**Task directions:** Leaving out the pictures, please retype each record exactly.

**Information supplied:**
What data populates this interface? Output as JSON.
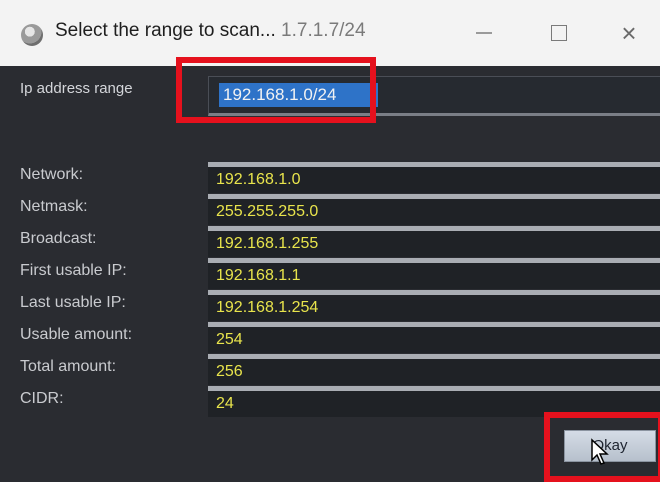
{
  "window": {
    "title_prefix": "Select the range to scan...",
    "title_ip": " 1.7.1.7/24",
    "minimize_label": "—",
    "close_label": "×"
  },
  "ip_range": {
    "label": "Ip address range",
    "value": "192.168.1.0/24"
  },
  "fields": [
    {
      "label": "Network:",
      "value": "192.168.1.0"
    },
    {
      "label": "Netmask:",
      "value": "255.255.255.0"
    },
    {
      "label": "Broadcast:",
      "value": "192.168.1.255"
    },
    {
      "label": "First usable IP:",
      "value": "192.168.1.1"
    },
    {
      "label": "Last usable IP:",
      "value": "192.168.1.254"
    },
    {
      "label": "Usable amount:",
      "value": "254"
    },
    {
      "label": "Total amount:",
      "value": "256"
    },
    {
      "label": "CIDR:",
      "value": "24"
    }
  ],
  "buttons": {
    "okay_label": "Okay"
  },
  "colors": {
    "highlight": "#e5111d",
    "field_text": "#e8e44c",
    "selection": "#2e73c8",
    "background": "#2a2c31"
  },
  "icons": [
    "app-globe-icon",
    "mouse-cursor-icon"
  ]
}
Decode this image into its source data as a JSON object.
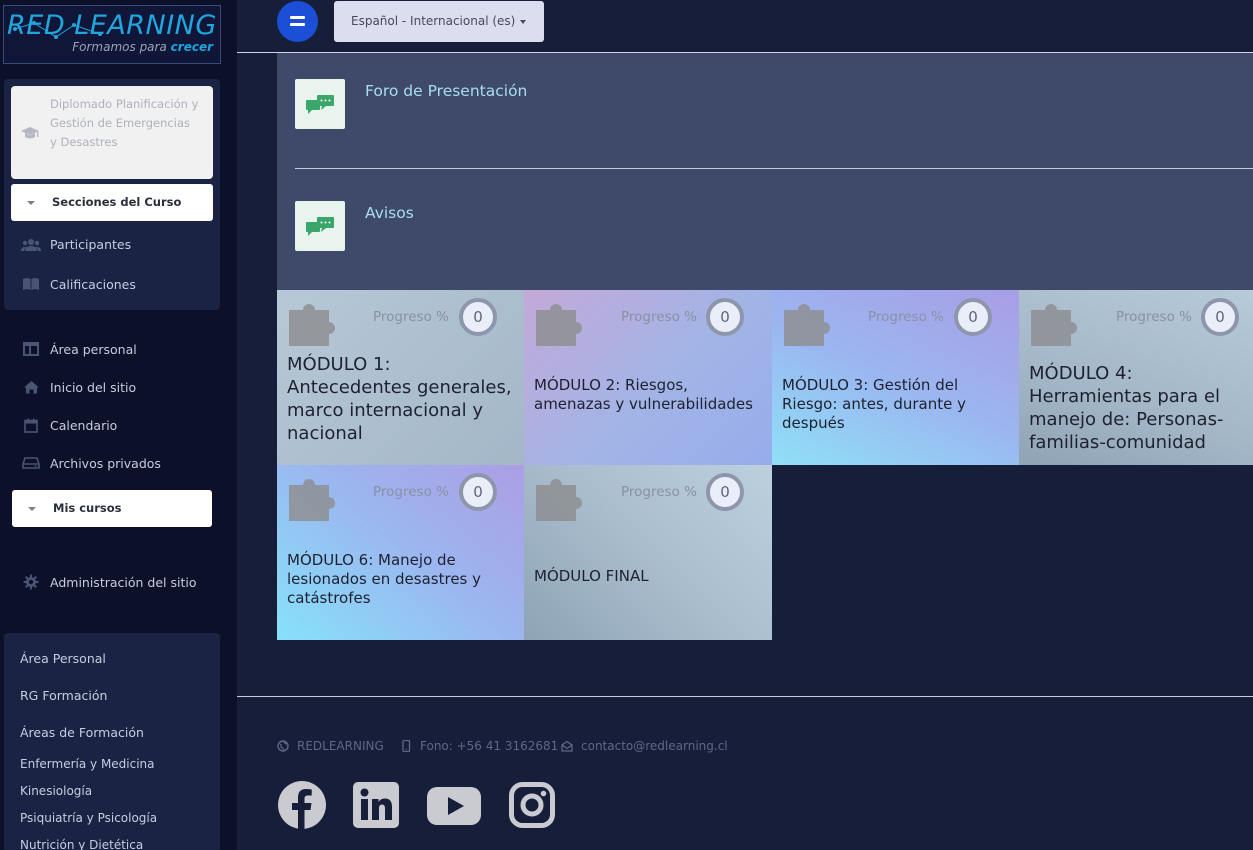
{
  "brand": {
    "logo_main": "RED LEARNING",
    "logo_sub_prefix": "Formamos para",
    "logo_sub_emphasis": "crecer"
  },
  "course": {
    "title": "Diplomado Planificación y Gestión de Emergencias y Desastres",
    "sections_label": "Secciones del Curso",
    "items": [
      {
        "label": "Participantes",
        "icon": "users-icon"
      },
      {
        "label": "Calificaciones",
        "icon": "book-icon"
      }
    ]
  },
  "nav": {
    "items": [
      {
        "label": "Área personal",
        "icon": "dashboard-icon"
      },
      {
        "label": "Inicio del sitio",
        "icon": "home-icon"
      },
      {
        "label": "Calendario",
        "icon": "calendar-icon"
      },
      {
        "label": "Archivos privados",
        "icon": "drive-icon"
      }
    ],
    "my_courses_label": "Mis cursos",
    "admin_label": "Administración del sitio"
  },
  "links": {
    "items": [
      "Área Personal",
      "RG Formación",
      "Áreas de Formación"
    ],
    "sub_items": [
      "Enfermería y Medicina",
      "Kinesiología",
      "Psiquiatría y Psicología",
      "Nutrición y Dietética"
    ]
  },
  "topbar": {
    "language": "Español - Internacional (es)"
  },
  "forums": [
    {
      "label": "Foro de Presentación",
      "icon": "forum-icon"
    },
    {
      "label": "Avisos",
      "icon": "forum-icon"
    }
  ],
  "modules": [
    {
      "title": "MÓDULO 1: Antecedentes generales, marco internacional y nacional",
      "progress_label": "Progreso %",
      "progress": "0"
    },
    {
      "title": "MÓDULO 2: Riesgos, amenazas y vulnerabilidades",
      "progress_label": "Progreso %",
      "progress": "0"
    },
    {
      "title": "MÓDULO 3: Gestión del Riesgo: antes, durante y después",
      "progress_label": "Progreso %",
      "progress": "0"
    },
    {
      "title": "MÓDULO 4: Herramientas para el manejo de: Personas-familias-comunidad",
      "progress_label": "Progreso %",
      "progress": "0"
    },
    {
      "title": "MÓDULO 6: Manejo de lesionados en desastres y catástrofes",
      "progress_label": "Progreso %",
      "progress": "0"
    },
    {
      "title": "MÓDULO FINAL",
      "progress_label": "Progreso %",
      "progress": "0"
    }
  ],
  "footer": {
    "site": "REDLEARNING",
    "phone": "Fono: +56 41 3162681",
    "email": "contacto@redlearning.cl",
    "social": [
      "facebook-icon",
      "linkedin-icon",
      "youtube-icon",
      "instagram-icon"
    ]
  },
  "colors": {
    "accent": "#1a4fd6",
    "brand_blue": "#1fa6de",
    "forum_title": "#a8dcf6",
    "sidebar_bg": "#0c1028",
    "content_bg": "#161e3a",
    "forum_panel": "#3f4a6a"
  }
}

**Task result:**
What data populates this interface? Output as JSON.
{
  "window": {
    "title_prefix": "Select the range to scan...",
    "title_ip": " 1.7.1.7/24",
    "minimize_label": "—",
    "close_label": "×"
  },
  "ip_range": {
    "label": "Ip address range",
    "value": "192.168.1.0/24"
  },
  "fields": [
    {
      "label": "Network:",
      "value": "192.168.1.0"
    },
    {
      "label": "Netmask:",
      "value": "255.255.255.0"
    },
    {
      "label": "Broadcast:",
      "value": "192.168.1.255"
    },
    {
      "label": "First usable IP:",
      "value": "192.168.1.1"
    },
    {
      "label": "Last usable IP:",
      "value": "192.168.1.254"
    },
    {
      "label": "Usable amount:",
      "value": "254"
    },
    {
      "label": "Total amount:",
      "value": "256"
    },
    {
      "label": "CIDR:",
      "value": "24"
    }
  ],
  "buttons": {
    "okay_label": "Okay"
  },
  "colors": {
    "highlight": "#e5111d",
    "field_text": "#e8e44c",
    "selection": "#2e73c8",
    "background": "#2a2c31"
  },
  "icons": [
    "app-globe-icon",
    "mouse-cursor-icon"
  ]
}
Decode this image into its source data as a JSON object.
{
  "brand": {
    "logo_main": "RED LEARNING",
    "logo_sub_prefix": "Formamos para",
    "logo_sub_emphasis": "crecer"
  },
  "course": {
    "title": "Diplomado Planificación y Gestión de Emergencias y Desastres",
    "sections_label": "Secciones del Curso",
    "items": [
      {
        "label": "Participantes",
        "icon": "users-icon"
      },
      {
        "label": "Calificaciones",
        "icon": "book-icon"
      }
    ]
  },
  "nav": {
    "items": [
      {
        "label": "Área personal",
        "icon": "dashboard-icon"
      },
      {
        "label": "Inicio del sitio",
        "icon": "home-icon"
      },
      {
        "label": "Calendario",
        "icon": "calendar-icon"
      },
      {
        "label": "Archivos privados",
        "icon": "drive-icon"
      }
    ],
    "my_courses_label": "Mis cursos",
    "admin_label": "Administración del sitio"
  },
  "links": {
    "items": [
      "Área Personal",
      "RG Formación",
      "Áreas de Formación"
    ],
    "sub_items": [
      "Enfermería y Medicina",
      "Kinesiología",
      "Psiquiatría y Psicología",
      "Nutrición y Dietética"
    ]
  },
  "topbar": {
    "language": "Español - Internacional (es)"
  },
  "forums": [
    {
      "label": "Foro de Presentación",
      "icon": "forum-icon"
    },
    {
      "label": "Avisos",
      "icon": "forum-icon"
    }
  ],
  "modules": [
    {
      "title": "MÓDULO 1: Antecedentes generales, marco internacional y nacional",
      "progress_label": "Progreso %",
      "progress": "0"
    },
    {
      "title": "MÓDULO 2: Riesgos, amenazas y vulnerabilidades",
      "progress_label": "Progreso %",
      "progress": "0"
    },
    {
      "title": "MÓDULO 3: Gestión del Riesgo: antes, durante y después",
      "progress_label": "Progreso %",
      "progress": "0"
    },
    {
      "title": "MÓDULO 4: Herramientas para el manejo de: Personas-familias-comunidad",
      "progress_label": "Progreso %",
      "progress": "0"
    },
    {
      "title": "MÓDULO 6: Manejo de lesionados en desastres y catástrofes",
      "progress_label": "Progreso %",
      "progress": "0"
    },
    {
      "title": "MÓDULO FINAL",
      "progress_label": "Progreso %",
      "progress": "0"
    }
  ],
  "footer": {
    "site": "REDLEARNING",
    "phone": "Fono: +56 41 3162681",
    "email": "contacto@redlearning.cl",
    "social": [
      "facebook-icon",
      "linkedin-icon",
      "youtube-icon",
      "instagram-icon"
    ]
  },
  "colors": {
    "accent": "#1a4fd6",
    "brand_blue": "#1fa6de",
    "forum_title": "#a8dcf6",
    "sidebar_bg": "#0c1028",
    "content_bg": "#161e3a",
    "forum_panel": "#3f4a6a"
  }
}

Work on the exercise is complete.